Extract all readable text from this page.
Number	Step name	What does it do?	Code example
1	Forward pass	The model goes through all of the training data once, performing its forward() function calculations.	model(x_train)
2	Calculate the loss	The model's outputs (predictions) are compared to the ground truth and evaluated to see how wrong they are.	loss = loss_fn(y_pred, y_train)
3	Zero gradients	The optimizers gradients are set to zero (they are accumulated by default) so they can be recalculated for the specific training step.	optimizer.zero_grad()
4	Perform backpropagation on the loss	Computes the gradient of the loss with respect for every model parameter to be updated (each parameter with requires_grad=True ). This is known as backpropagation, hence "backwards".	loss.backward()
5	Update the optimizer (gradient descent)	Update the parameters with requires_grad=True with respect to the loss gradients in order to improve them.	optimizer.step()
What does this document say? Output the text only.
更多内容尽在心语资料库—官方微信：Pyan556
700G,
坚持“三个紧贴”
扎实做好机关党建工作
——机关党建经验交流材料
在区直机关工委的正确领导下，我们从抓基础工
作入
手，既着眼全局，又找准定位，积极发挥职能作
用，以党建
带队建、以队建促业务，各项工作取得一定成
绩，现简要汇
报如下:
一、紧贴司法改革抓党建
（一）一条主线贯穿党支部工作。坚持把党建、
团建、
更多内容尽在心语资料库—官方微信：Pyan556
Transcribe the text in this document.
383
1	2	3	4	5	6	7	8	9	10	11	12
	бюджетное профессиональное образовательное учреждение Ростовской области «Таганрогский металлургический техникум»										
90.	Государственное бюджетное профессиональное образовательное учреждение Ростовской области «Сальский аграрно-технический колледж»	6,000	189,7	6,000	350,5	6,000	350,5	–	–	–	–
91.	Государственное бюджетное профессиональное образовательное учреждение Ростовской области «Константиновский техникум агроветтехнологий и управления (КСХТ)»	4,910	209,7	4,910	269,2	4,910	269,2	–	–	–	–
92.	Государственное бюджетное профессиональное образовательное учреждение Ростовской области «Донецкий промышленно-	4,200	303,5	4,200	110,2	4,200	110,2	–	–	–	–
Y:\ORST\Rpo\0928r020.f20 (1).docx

### What to produce
Repeat precisely the lines of the data starting at the one containing "What does this", last line included.

### Written solution
What does this document say? Output the text only.
更多内容尽在心语资料库—官方微信：Pyan556
700G,
坚持“三个紧贴”
扎实做好机关党建工作
——机关党建经验交流材料
在区直机关工委的正确领导下，我们从抓基础工
作入
手，既着眼全局，又找准定位，积极发挥职能作
用，以党建
带队建、以队建促业务，各项工作取得一定成
绩，现简要汇
报如下:
一、紧贴司法改革抓党建
（一）一条主线贯穿党支部工作。坚持把党建、
团建、
更多内容尽在心语资料库—官方微信：Pyan556
Transcribe the text in this document.
383
1	2	3	4	5	6	7	8	9	10	11	12
	бюджетное профессиональное образовательное учреждение Ростовской области «Таганрогский металлургический техникум»										
90.	Государственное бюджетное профессиональное образовательное учреждение Ростовской области «Сальский аграрно-технический колледж»	6,000	189,7	6,000	350,5	6,000	350,5	–	–	–	–
91.	Государственное бюджетное профессиональное образовательное учреждение Ростовской области «Константиновский техникум агроветтехнологий и управления (КСХТ)»	4,910	209,7	4,910	269,2	4,910	269,2	–	–	–	–
92.	Государственное бюджетное профессиональное образовательное учреждение Ростовской области «Донецкий промышленно-	4,200	303,5	4,200	110,2	4,200	110,2	–	–	–	–
Y:\ORST\Rpo\0928r020.f20 (1).docx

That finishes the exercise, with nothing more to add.